*Verilen metin*.
/---
Türklerde mumyalama geleneği
Bir önceki yazımda da değindiğim üzere tarih boyunca temelinde ölümsüzlük ve ikinci hayat inancının olduğu mumyalama...
Bir önceki yazımda da değindiğim üzere tarih boyunca temelinde ölümsüzlük ve ikinci hayat inancının olduğu mumyalama işlemi, bedeni muhafaza etmek için tercih edilen bir yöntem olmuştur. İlk örneklerine Antik Mısır’da rastlanan bu işlemin ayrıca Orta Asya’da ve Amerika’da da uygulanmış olduğu bilinmektedir.
Orta Asya’da açılan önemli kurganlar ve kazılan bazı mezar alanlarının incelenmesi sonucu elde edilen verilere göre Türk toplumlarında çok eski dönemlerden beri mumyalama işleminin bilindiği ve uygulandığı görülmektedir. Vücudu ikinci hayatına hazırlamak esas olsa da Türklerde Mısır’dakinden farklı olarak bu gelenek, sadece ahiret inancından dolayı yapılmamıştır. Türk adetlerine göre ölümün gerçekleştiği an ve cenaze merasiminin yapılması arasındaki sürenin uzun olması, bu süre zarfında cesedin korunmasını gerekli kıldığı için de böyle bir uygulamaya gidilmiştir. Çin kaynaklarında da VI. yüzyılda Göktürklerin defin törenlerinden bahsedilirken ölüm zamanı ve defin merasimi arasında geçen sürenin uzunluğundan bahsedilmiş ve şu ifadeler kullanılmıştır:
“İlkbaharda ölenleri sonbaharda, otların ve yaprakların sarardığı zaman gömerler. Kışın veya güzün ölenleri çiçekler açıldığı zaman ilkbaharda gömerler.”
Ölen kişiyi uzun süre bekletme olayında ruhun belli bir süre evinin etrafında ve akrabalarının muhitinde dolaştığına inanılması, akrabaların ölen kişi ile vedalaşması için cenazenin gezdirilmesi, tören hazırlıklarının uzun sürmesi vb. sebepler etkilidir.
Mumyalama işlemi, ölen kişinin sosyal statüsüne ve değişik Türk topluluklarının inançlarına göre değişiyordu. Örneğin, genelde bir hakanın cesedi özenle mumyalanırken sosyal statüsü daha düşük birinin cesedine inanca göre daha farklı işlemler uygulanabiliyordu. Bunlara yakma, tabuta koyup ağaca asma (ki bu özellikle çocuk cesetlerine yapılıyordu) ya da mumyalama işlemi yapmadan direkt defnetmeyi örnek verebiliriz.
\---
*Belirtilen amaç 1*. Mumyalama metnindeki Çin kaynaklarına göre Göktürkler, kışın veya güzün ölenleri ne zaman gömerdi?
*Belirtilen amaç 2*. Mumyalama metnine göre Türklerde mumyalama neden yalnızca ahiret inancından dolayı yapılmamıştır? Metnin gösterdiği gerekçeyi açıklayın.
*Belirtilen amaç 3*. Mumyalama metnini son cümlesinden sonra devam ettirin.

*Veri kümesi*.
/---
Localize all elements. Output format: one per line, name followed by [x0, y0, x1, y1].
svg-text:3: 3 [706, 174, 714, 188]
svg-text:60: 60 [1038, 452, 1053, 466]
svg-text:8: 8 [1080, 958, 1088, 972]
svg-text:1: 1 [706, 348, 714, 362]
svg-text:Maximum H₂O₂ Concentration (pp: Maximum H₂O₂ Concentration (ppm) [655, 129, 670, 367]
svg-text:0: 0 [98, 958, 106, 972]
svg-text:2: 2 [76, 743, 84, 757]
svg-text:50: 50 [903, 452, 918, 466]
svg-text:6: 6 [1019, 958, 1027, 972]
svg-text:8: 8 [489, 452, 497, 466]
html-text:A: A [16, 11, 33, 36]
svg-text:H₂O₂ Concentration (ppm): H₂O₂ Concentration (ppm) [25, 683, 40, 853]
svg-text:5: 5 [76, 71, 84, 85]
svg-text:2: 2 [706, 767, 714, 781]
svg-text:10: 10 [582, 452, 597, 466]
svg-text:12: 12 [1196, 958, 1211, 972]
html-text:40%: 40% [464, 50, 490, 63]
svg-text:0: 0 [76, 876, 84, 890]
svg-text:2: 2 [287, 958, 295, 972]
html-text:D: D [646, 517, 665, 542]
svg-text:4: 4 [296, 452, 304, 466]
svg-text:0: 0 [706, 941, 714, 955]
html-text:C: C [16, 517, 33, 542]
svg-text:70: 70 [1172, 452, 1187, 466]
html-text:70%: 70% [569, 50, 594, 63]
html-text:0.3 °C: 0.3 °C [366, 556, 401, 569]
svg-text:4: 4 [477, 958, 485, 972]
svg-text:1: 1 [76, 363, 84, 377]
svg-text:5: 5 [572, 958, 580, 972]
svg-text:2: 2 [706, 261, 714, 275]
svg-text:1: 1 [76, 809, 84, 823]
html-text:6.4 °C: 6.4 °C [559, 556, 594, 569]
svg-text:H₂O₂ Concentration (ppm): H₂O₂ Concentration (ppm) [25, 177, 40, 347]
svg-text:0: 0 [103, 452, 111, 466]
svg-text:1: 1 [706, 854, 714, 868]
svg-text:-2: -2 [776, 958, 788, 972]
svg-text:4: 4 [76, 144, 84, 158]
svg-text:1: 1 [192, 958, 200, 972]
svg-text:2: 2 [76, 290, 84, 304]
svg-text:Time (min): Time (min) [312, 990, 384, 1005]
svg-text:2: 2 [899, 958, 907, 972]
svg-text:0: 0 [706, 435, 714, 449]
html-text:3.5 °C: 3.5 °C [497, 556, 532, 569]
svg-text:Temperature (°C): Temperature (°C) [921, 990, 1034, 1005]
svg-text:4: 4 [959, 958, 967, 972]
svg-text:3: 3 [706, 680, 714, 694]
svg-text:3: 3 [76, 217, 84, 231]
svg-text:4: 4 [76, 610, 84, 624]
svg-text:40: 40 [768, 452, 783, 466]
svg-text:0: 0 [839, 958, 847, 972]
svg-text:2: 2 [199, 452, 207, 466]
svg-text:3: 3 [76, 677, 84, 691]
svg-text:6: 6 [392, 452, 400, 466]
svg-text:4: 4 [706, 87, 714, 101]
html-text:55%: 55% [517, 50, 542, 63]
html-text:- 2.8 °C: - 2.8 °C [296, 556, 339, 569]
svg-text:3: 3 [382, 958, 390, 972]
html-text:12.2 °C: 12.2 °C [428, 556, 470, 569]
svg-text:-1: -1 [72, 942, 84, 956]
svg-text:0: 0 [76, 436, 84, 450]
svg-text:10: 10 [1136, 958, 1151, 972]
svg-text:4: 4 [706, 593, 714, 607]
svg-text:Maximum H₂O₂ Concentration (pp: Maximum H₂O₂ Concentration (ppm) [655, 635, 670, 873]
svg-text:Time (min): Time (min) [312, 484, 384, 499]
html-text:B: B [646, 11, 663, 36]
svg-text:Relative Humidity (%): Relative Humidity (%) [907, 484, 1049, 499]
\---
*Yazılı yanıt 1*. İlkbaharda, çiçekler açıldığı zaman gömerlerdi.

*Yazılı yanıt 2*. Türk adetlerinde ölüm anı ile cenaze merasimi arasındaki süre uzundu ve bu süre boyunca cesedin korunması gerekiyordu. Bu nedenle mumyalama, bedeni ikinci hayata hazırlamanın yanı sıra cesedi defne kadar muhafaza etmek için de uygulanmıştır.

*Yazılı yanıt 3*.
Herodot, İskit Türklerinin defin törenlerinden bahsederken mumyalama hakkında şu ifadeleri kullanmıştır:
“Gövde mumla kaplanmıştır; önceden karnı yarılmış, içi boşaltılmış ve maydanoz tohumu, anason ve dövülmüş saparna ve kokulu maddelerle doldurulmuş, sonra dikilmiştir.”
İslamiyet’in kabulünden sonra da bu dini kabul eden birçok kavim arasında uygulama devam etmiş, örneğin Ihşidler döneminde Muhammed bin Togaç, savaşta ölen kardeşi Hüseyin’in cesedini mumyalayıp ağabeyine o şekilde göndermiştir.
Danişmentlilerin ikinci hükümdarı Melik Gazi’nin mumyalanmış cesedi, Kayseri’deki türbesindedir. Ayrıca Anadolu Selçuklu sultanlarının çoğu, örneğin Süleyman Şah, Alaeddin Keykubad, I. Gıyaseddin Keyhüsrev, II. Kılıçarslan, III. Kılıçarslan mumyalanan sultanlardandır.
Anadolu’da bulunan mumyalardan en önemlileri, Amasya’daki mumyalardır. Burada bulunan mumyaların kimlikleri şu şekildedir:
*Amasya’da Selçuklular adına yöneticilik yapmış Pervane Bey ile ailesi.
*Mahmud Gazan Han döneminde İlhanlıların Anadolu nazırlığını yapan ve 1297’de zehirlenerek ya da boğularak öldürüldüğü düşünülen Anadolu Nazırı Cumudar ile ailesi.
*1320’de ölen İlhanlıların Anadolu Nazırı İşbuğa Noyan.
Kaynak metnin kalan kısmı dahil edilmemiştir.